Identify, in the records below, every line where the string "JSON" appears, and copy each such line.

* * * * *

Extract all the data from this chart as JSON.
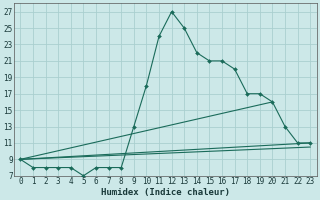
{
  "xlabel": "Humidex (Indice chaleur)",
  "bg_color": "#cce8e8",
  "grid_color": "#aacfcf",
  "line_color": "#1a6b5a",
  "line1": {
    "x": [
      0,
      1,
      2,
      3,
      4,
      5,
      6,
      7,
      8,
      9,
      10,
      11,
      12,
      13,
      14,
      15,
      16,
      17,
      18,
      19,
      20,
      21,
      22,
      23
    ],
    "y": [
      9,
      8,
      8,
      8,
      8,
      7,
      8,
      8,
      8,
      13,
      18,
      24,
      27,
      25,
      22,
      21,
      21,
      20,
      17,
      17,
      16,
      13,
      11,
      11
    ]
  },
  "line2": {
    "x": [
      0,
      23
    ],
    "y": [
      9,
      11
    ]
  },
  "line3": {
    "x": [
      0,
      20
    ],
    "y": [
      9,
      16
    ]
  },
  "line4": {
    "x": [
      0,
      23
    ],
    "y": [
      9,
      10.5
    ]
  },
  "xlim": [
    -0.5,
    23.5
  ],
  "ylim": [
    7,
    28
  ],
  "yticks": [
    7,
    9,
    11,
    13,
    15,
    17,
    19,
    21,
    23,
    25,
    27
  ],
  "xticks": [
    0,
    1,
    2,
    3,
    4,
    5,
    6,
    7,
    8,
    9,
    10,
    11,
    12,
    13,
    14,
    15,
    16,
    17,
    18,
    19,
    20,
    21,
    22,
    23
  ],
  "xlabel_fontsize": 6.5,
  "tick_fontsize": 5.5,
  "lw": 0.8,
  "marker_size": 2.0
}
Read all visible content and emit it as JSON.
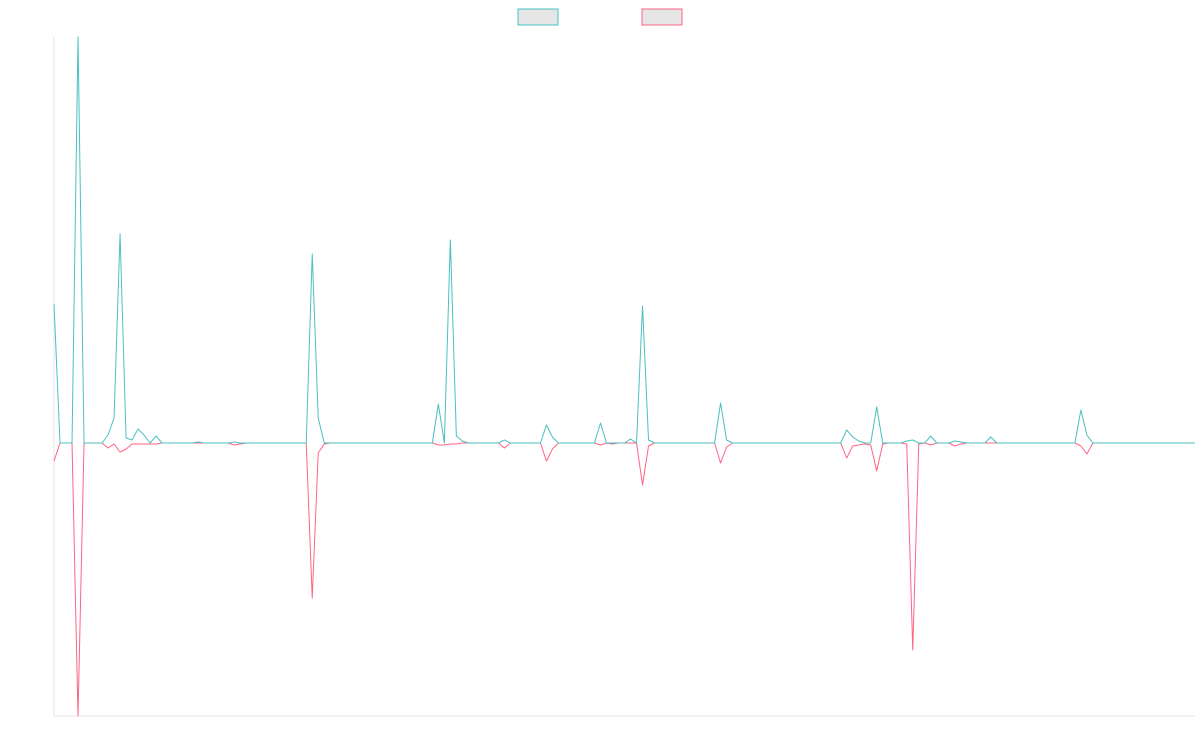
{
  "chart_data": {
    "type": "line",
    "ylim": [
      -273,
      406
    ],
    "legend": "top",
    "series": [
      {
        "color": "#4bc0c0",
        "values": [
          139,
          0,
          0,
          0,
          406,
          0,
          0,
          0,
          0,
          8,
          25,
          209,
          5,
          3,
          14,
          8,
          0,
          7,
          0,
          0,
          0,
          0,
          0,
          0,
          1,
          0,
          0,
          0,
          0,
          0,
          1,
          0,
          0,
          0,
          0,
          0,
          0,
          0,
          0,
          0,
          0,
          0,
          0,
          189,
          25,
          0,
          0,
          0,
          0,
          0,
          0,
          0,
          0,
          0,
          0,
          0,
          0,
          0,
          0,
          0,
          0,
          0,
          0,
          0,
          39,
          0,
          203,
          7,
          2,
          0,
          0,
          0,
          0,
          0,
          0,
          3,
          0,
          0,
          0,
          0,
          0,
          0,
          18,
          6,
          0,
          0,
          0,
          0,
          0,
          0,
          0,
          20,
          0,
          0,
          0,
          0,
          4,
          0,
          137,
          3,
          0,
          0,
          0,
          0,
          0,
          0,
          0,
          0,
          0,
          0,
          0,
          40,
          3,
          0,
          0,
          0,
          0,
          0,
          0,
          0,
          0,
          0,
          0,
          0,
          0,
          0,
          0,
          0,
          0,
          0,
          0,
          0,
          13,
          6,
          2,
          0,
          0,
          36,
          0,
          0,
          0,
          0,
          2,
          3,
          0,
          0,
          7,
          0,
          0,
          0,
          2,
          1,
          0,
          0,
          0,
          0,
          6,
          0,
          0,
          0,
          0,
          0,
          0,
          0,
          0,
          0,
          0,
          0,
          0,
          0,
          0,
          33,
          8,
          0,
          0,
          0,
          0,
          0,
          0,
          0,
          0,
          0,
          0,
          0,
          0,
          0,
          0,
          0,
          0,
          0,
          0
        ]
      },
      {
        "color": "#ff6384",
        "values": [
          -18,
          0,
          0,
          0,
          -273,
          0,
          0,
          0,
          0,
          -5,
          -1,
          -9,
          -6,
          -1,
          -1,
          -1,
          -1,
          -1,
          0,
          0,
          0,
          0,
          0,
          0,
          0,
          0,
          0,
          0,
          0,
          0,
          -2,
          -1,
          0,
          0,
          0,
          0,
          0,
          0,
          0,
          0,
          0,
          0,
          0,
          -155,
          -10,
          -1,
          0,
          0,
          0,
          0,
          0,
          0,
          0,
          0,
          0,
          0,
          0,
          0,
          0,
          0,
          0,
          0,
          0,
          0,
          -2,
          -2,
          -1,
          -1,
          0,
          0,
          0,
          0,
          0,
          0,
          0,
          -5,
          0,
          0,
          0,
          0,
          0,
          0,
          -18,
          -6,
          0,
          0,
          0,
          0,
          0,
          0,
          0,
          -2,
          0,
          -1,
          0,
          0,
          0,
          0,
          -42,
          -3,
          0,
          0,
          0,
          0,
          0,
          0,
          0,
          0,
          0,
          0,
          0,
          -20,
          -4,
          0,
          0,
          0,
          0,
          0,
          0,
          0,
          0,
          0,
          0,
          0,
          0,
          0,
          0,
          0,
          0,
          0,
          0,
          0,
          -15,
          -3,
          -2,
          -1,
          -2,
          -28,
          -1,
          0,
          0,
          0,
          -1,
          -207,
          -1,
          0,
          -2,
          0,
          0,
          0,
          -3,
          -1,
          0,
          0,
          0,
          0,
          0,
          0,
          0,
          0,
          0,
          0,
          0,
          0,
          0,
          0,
          0,
          0,
          0,
          0,
          0,
          -3,
          -11,
          0,
          0,
          0,
          0,
          0,
          0,
          0,
          0,
          0,
          0,
          0,
          0,
          0,
          0,
          0,
          0,
          0,
          0
        ]
      }
    ]
  }
}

* * * * *

**RESPONSE:**
Extract all the data from this chart as JSON.
Read all visible content and emit it as JSON.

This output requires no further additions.